### RECORDS TO PROCESS:
------------

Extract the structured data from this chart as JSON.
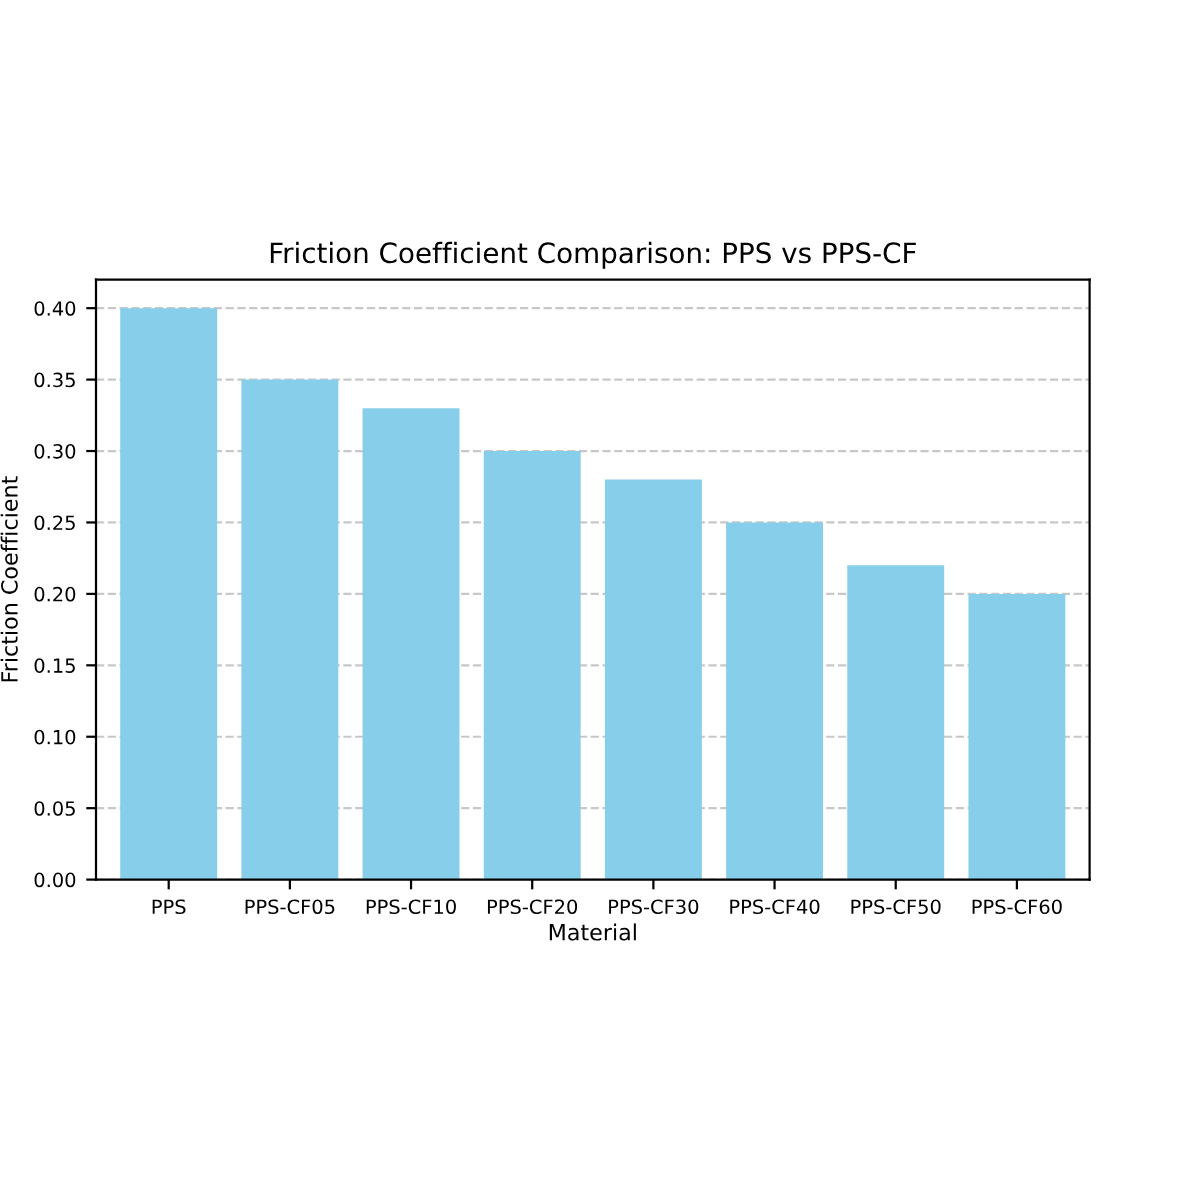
{
  "chart_data": {
    "type": "bar",
    "title": "Friction Coefficient Comparison: PPS vs PPS-CF",
    "xlabel": "Material",
    "ylabel": "Friction Coefficient",
    "categories": [
      "PPS",
      "PPS-CF05",
      "PPS-CF10",
      "PPS-CF20",
      "PPS-CF30",
      "PPS-CF40",
      "PPS-CF50",
      "PPS-CF60"
    ],
    "values": [
      0.4,
      0.35,
      0.33,
      0.3,
      0.28,
      0.25,
      0.22,
      0.2
    ],
    "color": "#87ceeb",
    "ylim": [
      0,
      0.42
    ],
    "yticks": [
      {
        "value": 0,
        "label": "0.00"
      },
      {
        "value": 0.05,
        "label": "0.05"
      },
      {
        "value": 0.1,
        "label": "0.10"
      },
      {
        "value": 0.15,
        "label": "0.15"
      },
      {
        "value": 0.2,
        "label": "0.20"
      },
      {
        "value": 0.25,
        "label": "0.25"
      },
      {
        "value": 0.3,
        "label": "0.30"
      },
      {
        "value": 0.35,
        "label": "0.35"
      },
      {
        "value": 0.4,
        "label": "0.40"
      }
    ],
    "grid": "y",
    "line_style": "dashed"
  }
}
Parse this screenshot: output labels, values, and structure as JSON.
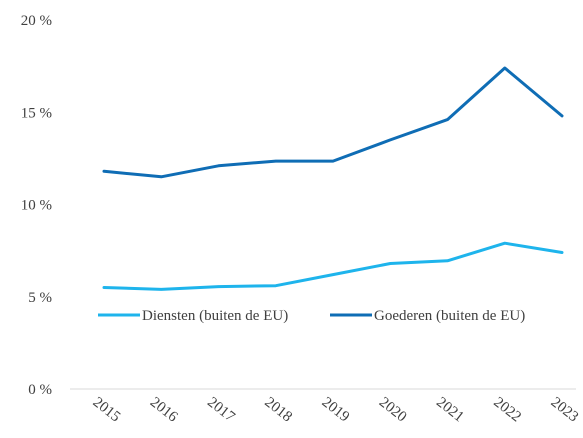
{
  "chart_data": {
    "type": "line",
    "categories": [
      "2015",
      "2016",
      "2017",
      "2018",
      "2019",
      "2020",
      "2021",
      "2022",
      "2023"
    ],
    "y_ticks": [
      0,
      5,
      10,
      15,
      20
    ],
    "y_tick_labels": [
      "0 %",
      "5 %",
      "10 %",
      "15 %",
      "20 %"
    ],
    "ylim": [
      0,
      20
    ],
    "grid": false,
    "legend_position": "inside-center",
    "series": [
      {
        "name": "Diensten (buiten de EU)",
        "color": "#1eb4ec",
        "values": [
          5.5,
          5.4,
          5.55,
          5.6,
          6.2,
          6.8,
          6.95,
          7.9,
          7.4
        ]
      },
      {
        "name": "Goederen (buiten de EU)",
        "color": "#0f6db5",
        "values": [
          11.8,
          11.5,
          12.1,
          12.35,
          12.35,
          13.5,
          14.6,
          17.4,
          14.8
        ]
      }
    ]
  }
}
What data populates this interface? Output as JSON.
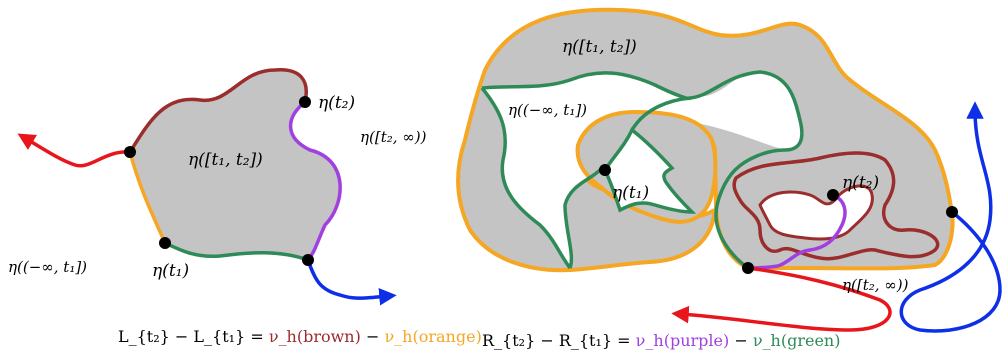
{
  "colors": {
    "brown": "#9b2d2d",
    "orange": "#f5a623",
    "purple": "#a040e0",
    "green": "#2e8b57",
    "red": "#e8161a",
    "blue": "#0d2fe8",
    "fill": "#c4c4c4"
  },
  "left_panel": {
    "label_eta_t2": "η(t₂)",
    "label_eta_t1t2": "η([t₁, t₂])",
    "label_eta_t2_inf": "η([t₂, ∞))",
    "label_eta_minf_t1": "η((−∞, t₁])",
    "label_eta_t1": "η(t₁)",
    "caption_prefix": "L_{t₂} − L_{t₁} = ",
    "caption_term1": "ν_h(brown)",
    "caption_minus": "−",
    "caption_term2": "ν_h(orange)"
  },
  "right_panel": {
    "label_eta_t1t2": "η([t₁, t₂])",
    "label_eta_minf_t1": "η((−∞, t₁])",
    "label_eta_t1": "η(t₁)",
    "label_eta_t2": "η(t₂)",
    "label_eta_t2_inf": "η([t₂, ∞))",
    "caption_prefix": "R_{t₂} − R_{t₁} =",
    "caption_term1": "ν_h(purple)",
    "caption_minus": "−",
    "caption_term2": "ν_h(green)"
  }
}
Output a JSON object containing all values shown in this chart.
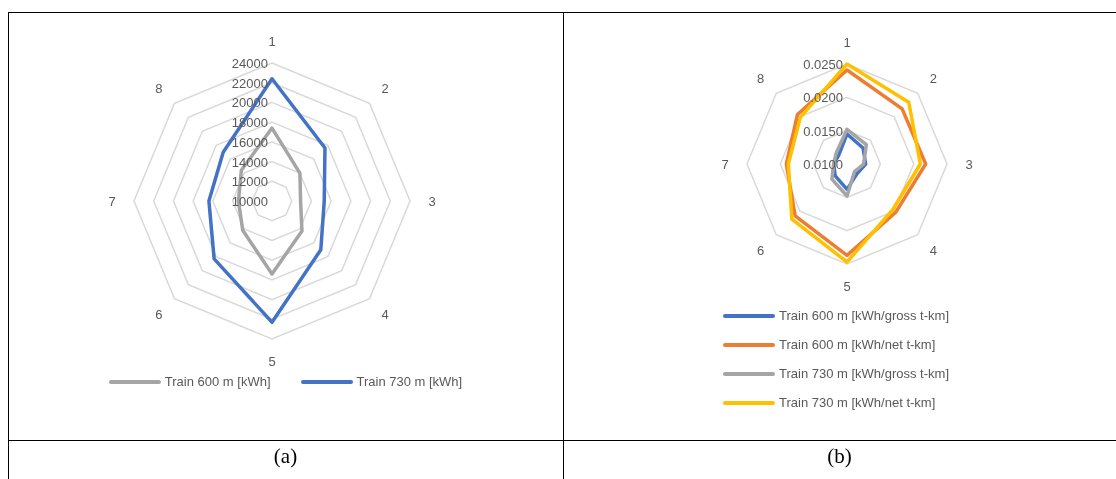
{
  "chart_data": [
    {
      "type": "radar",
      "categories": [
        "1",
        "2",
        "3",
        "4",
        "5",
        "6",
        "7",
        "8"
      ],
      "ylim": [
        10000,
        24000
      ],
      "yticks": [
        10000,
        12000,
        14000,
        16000,
        18000,
        20000,
        22000,
        24000
      ],
      "grid": true,
      "legend": "bottom",
      "marker": "none",
      "annotations": [
        "(a)"
      ],
      "series": [
        {
          "name": "Train 600 m [kWh]",
          "color": "#a5a5a5",
          "values": [
            17400,
            14000,
            12900,
            14300,
            17400,
            14200,
            13400,
            14400
          ]
        },
        {
          "name": "Train 730 m [kWh]",
          "color": "#4472c4",
          "values": [
            22400,
            17600,
            15300,
            17000,
            22300,
            18300,
            16400,
            17000
          ]
        }
      ]
    },
    {
      "type": "radar",
      "categories": [
        "1",
        "2",
        "3",
        "4",
        "5",
        "6",
        "7",
        "8"
      ],
      "ylim": [
        0.01,
        0.025
      ],
      "yticks": [
        {
          "value": 0.01,
          "label": "0.0100"
        },
        {
          "value": 0.015,
          "label": "0.0150"
        },
        {
          "value": 0.02,
          "label": "0.0200"
        },
        {
          "value": 0.025,
          "label": "0.0250"
        }
      ],
      "grid": true,
      "legend": "bottom",
      "marker": "none",
      "annotations": [
        "(b)"
      ],
      "series": [
        {
          "name": "Train 600 m [kWh/gross t-km]",
          "color": "#4472c4",
          "values": [
            0.0145,
            0.0134,
            0.0128,
            0.0121,
            0.0138,
            0.0125,
            0.012,
            0.0118
          ]
        },
        {
          "name": "Train 600 m [kWh/net t-km]",
          "color": "#ed7d31",
          "values": [
            0.0241,
            0.0217,
            0.0218,
            0.0203,
            0.0237,
            0.021,
            0.0191,
            0.0205
          ]
        },
        {
          "name": "Train 730 m [kWh/gross t-km]",
          "color": "#a5a5a5",
          "values": [
            0.0152,
            0.0141,
            0.0125,
            0.0116,
            0.0148,
            0.0132,
            0.012,
            0.0123
          ]
        },
        {
          "name": "Train 730 m [kWh/net t-km]",
          "color": "#ffc000",
          "values": [
            0.025,
            0.0231,
            0.021,
            0.0197,
            0.0247,
            0.0217,
            0.0188,
            0.0199
          ]
        }
      ]
    }
  ]
}
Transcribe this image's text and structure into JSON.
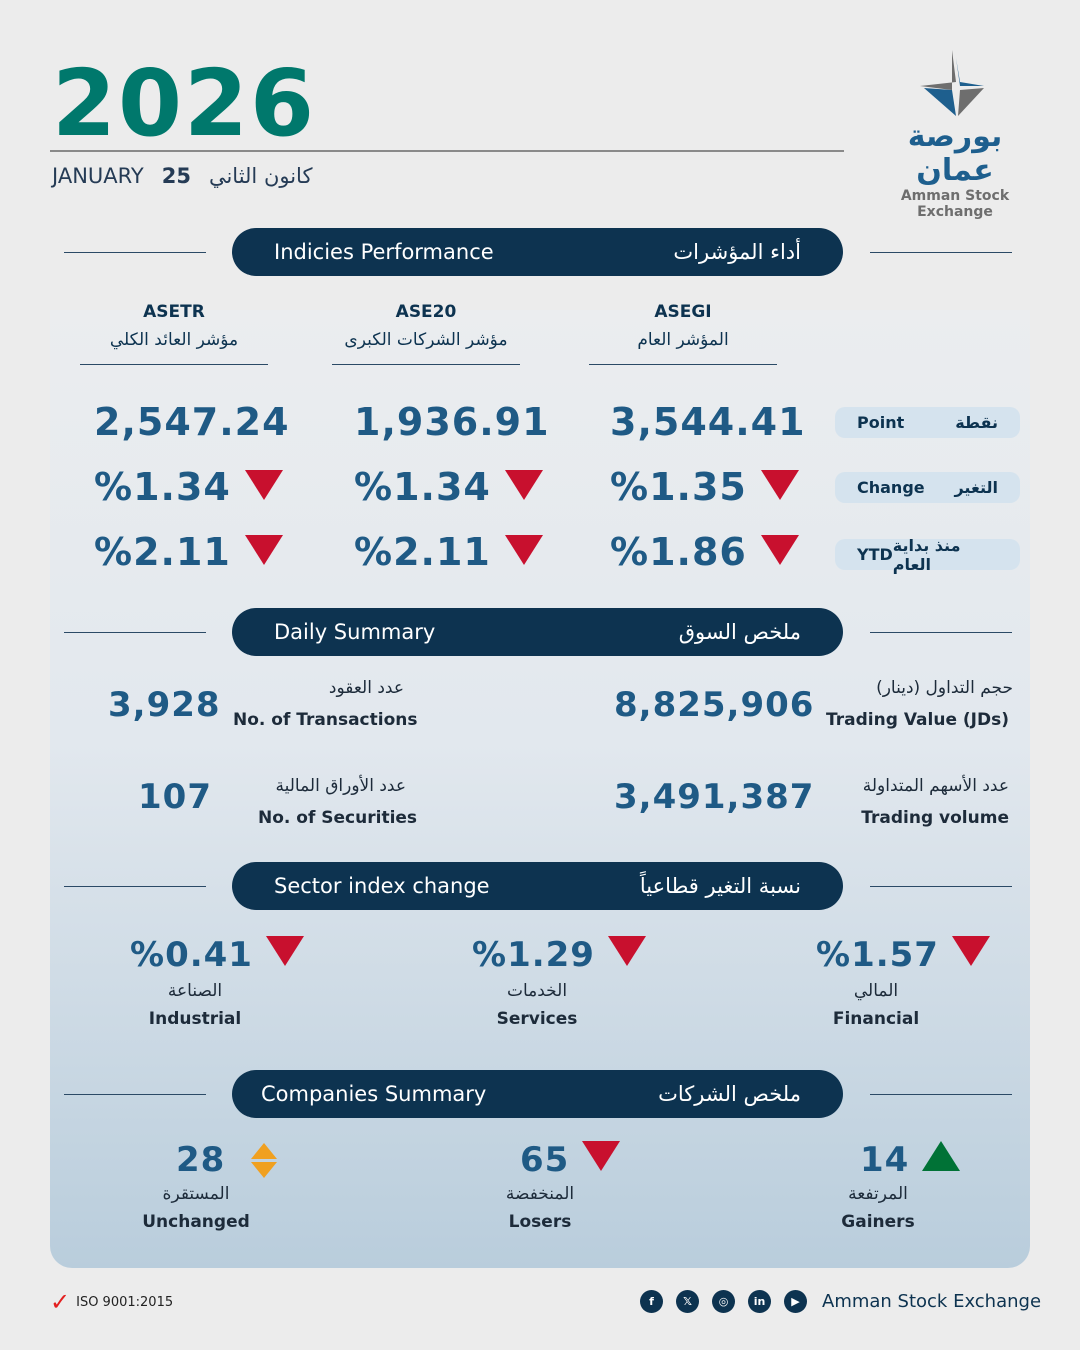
{
  "header": {
    "year": "2026",
    "month_en": "JANUARY",
    "day": "25",
    "month_ar": "كانون الثاني"
  },
  "logo": {
    "ar": "بورصة عمان",
    "en": "Amman Stock Exchange"
  },
  "indices": {
    "title_en": "Indicies Performance",
    "title_ar": "أداء المؤشرات",
    "columns": [
      {
        "code": "ASETR",
        "name_ar": "مؤشر العائد الكلي",
        "point": "2,547.24",
        "change": "%1.34",
        "ytd": "%2.11",
        "change_dir": "down",
        "ytd_dir": "down"
      },
      {
        "code": "ASE20",
        "name_ar": "مؤشر الشركات الكبرى",
        "point": "1,936.91",
        "change": "%1.34",
        "ytd": "%2.11",
        "change_dir": "down",
        "ytd_dir": "down"
      },
      {
        "code": "ASEGI",
        "name_ar": "المؤشر العام",
        "point": "3,544.41",
        "change": "%1.35",
        "ytd": "%1.86",
        "change_dir": "down",
        "ytd_dir": "down"
      }
    ],
    "rows": [
      {
        "en": "Point",
        "ar": "نقطة"
      },
      {
        "en": "Change",
        "ar": "التغير"
      },
      {
        "en": "YTD",
        "ar": "منذ بداية العام"
      }
    ]
  },
  "daily": {
    "title_en": "Daily Summary",
    "title_ar": "ملخص السوق",
    "transactions": {
      "value": "3,928",
      "ar": "عدد العقود",
      "en": "No. of Transactions"
    },
    "trading_value": {
      "value": "8,825,906",
      "ar": "حجم التداول (دينار)",
      "en": "Trading Value (JDs)"
    },
    "securities": {
      "value": "107",
      "ar": "عدد الأوراق المالية",
      "en": "No. of Securities"
    },
    "trading_volume": {
      "value": "3,491,387",
      "ar": "عدد الأسهم المتداولة",
      "en": "Trading volume"
    }
  },
  "sectors": {
    "title_en": "Sector index change",
    "title_ar": "نسبة التغير قطاعياً",
    "items": [
      {
        "value": "%0.41",
        "ar": "الصناعة",
        "en": "Industrial",
        "dir": "down"
      },
      {
        "value": "%1.29",
        "ar": "الخدمات",
        "en": "Services",
        "dir": "down"
      },
      {
        "value": "%1.57",
        "ar": "المالي",
        "en": "Financial",
        "dir": "down"
      }
    ]
  },
  "companies": {
    "title_en": "Companies Summary",
    "title_ar": "ملخص الشركات",
    "items": [
      {
        "value": "28",
        "ar": "المستقرة",
        "en": "Unchanged",
        "dir": "flat"
      },
      {
        "value": "65",
        "ar": "المنخفضة",
        "en": "Losers",
        "dir": "down"
      },
      {
        "value": "14",
        "ar": "المرتفعة",
        "en": "Gainers",
        "dir": "up"
      }
    ]
  },
  "footer": {
    "iso": "ISO 9001:2015",
    "brand": "Amman Stock Exchange",
    "social": [
      "facebook",
      "x",
      "instagram",
      "linkedin",
      "youtube"
    ]
  },
  "colors": {
    "navy": "#0d3350",
    "teal": "#00786c",
    "value": "#1f5a85",
    "down": "#c8102e",
    "up": "#007236",
    "flat": "#f0a020"
  }
}
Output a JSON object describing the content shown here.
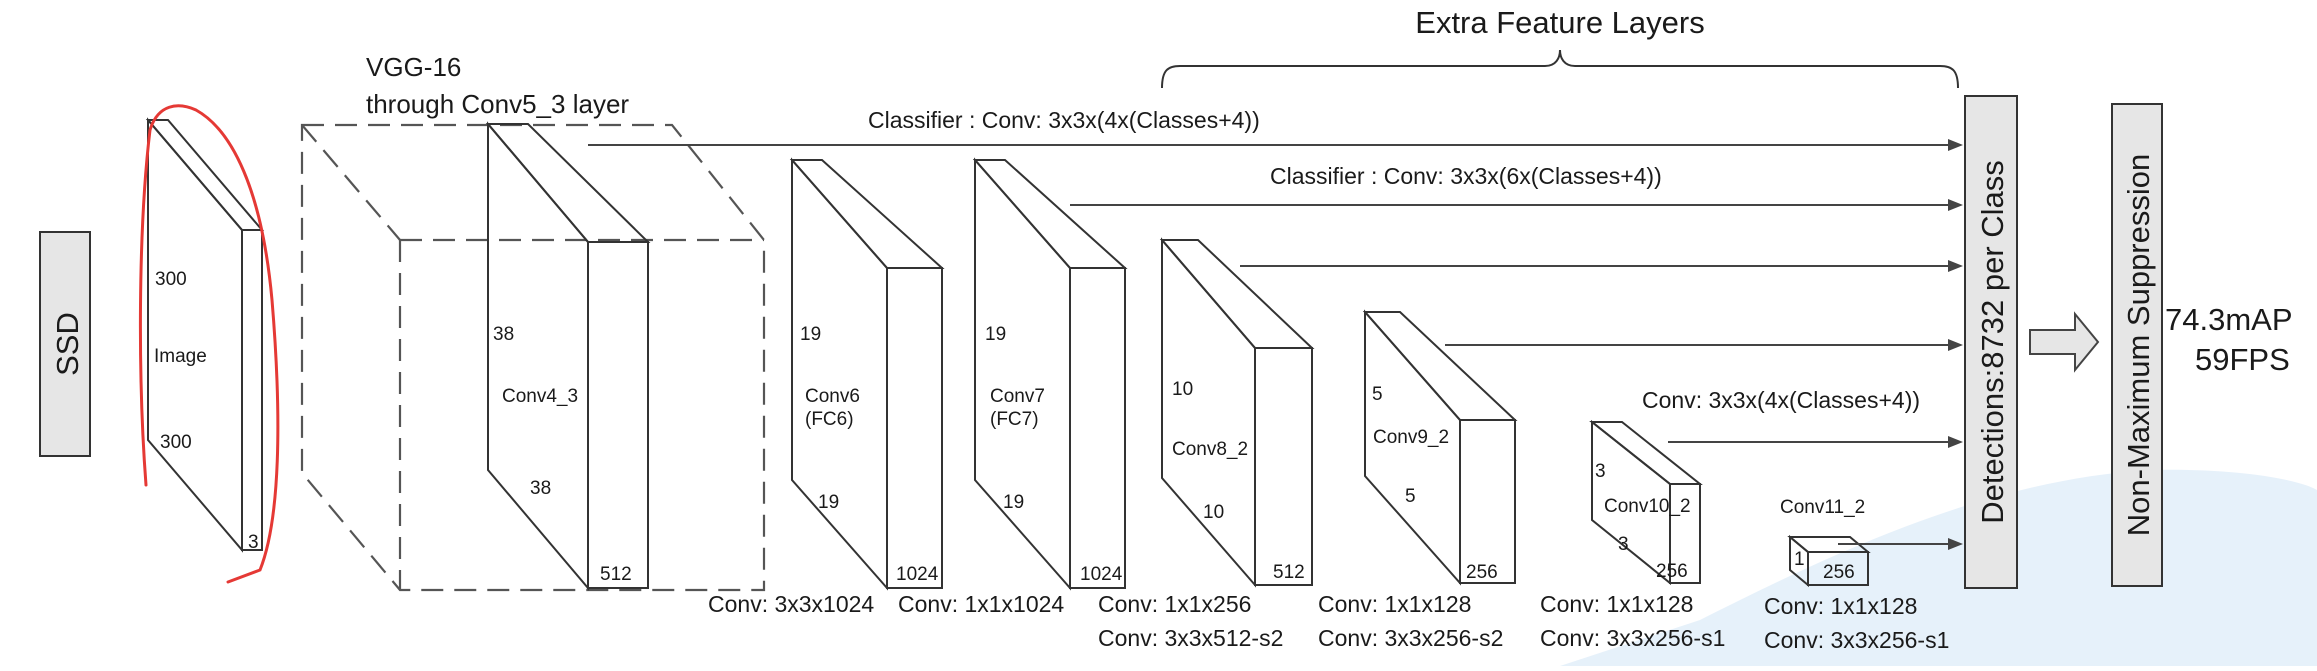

------------

### EXERCISE:
Read through the lines above and collect those that contain the string "type".

### EXERCISE SOLUTION:
    "type": "bar",
    "type": "line",
      "type": "radar",
      "type": "radar",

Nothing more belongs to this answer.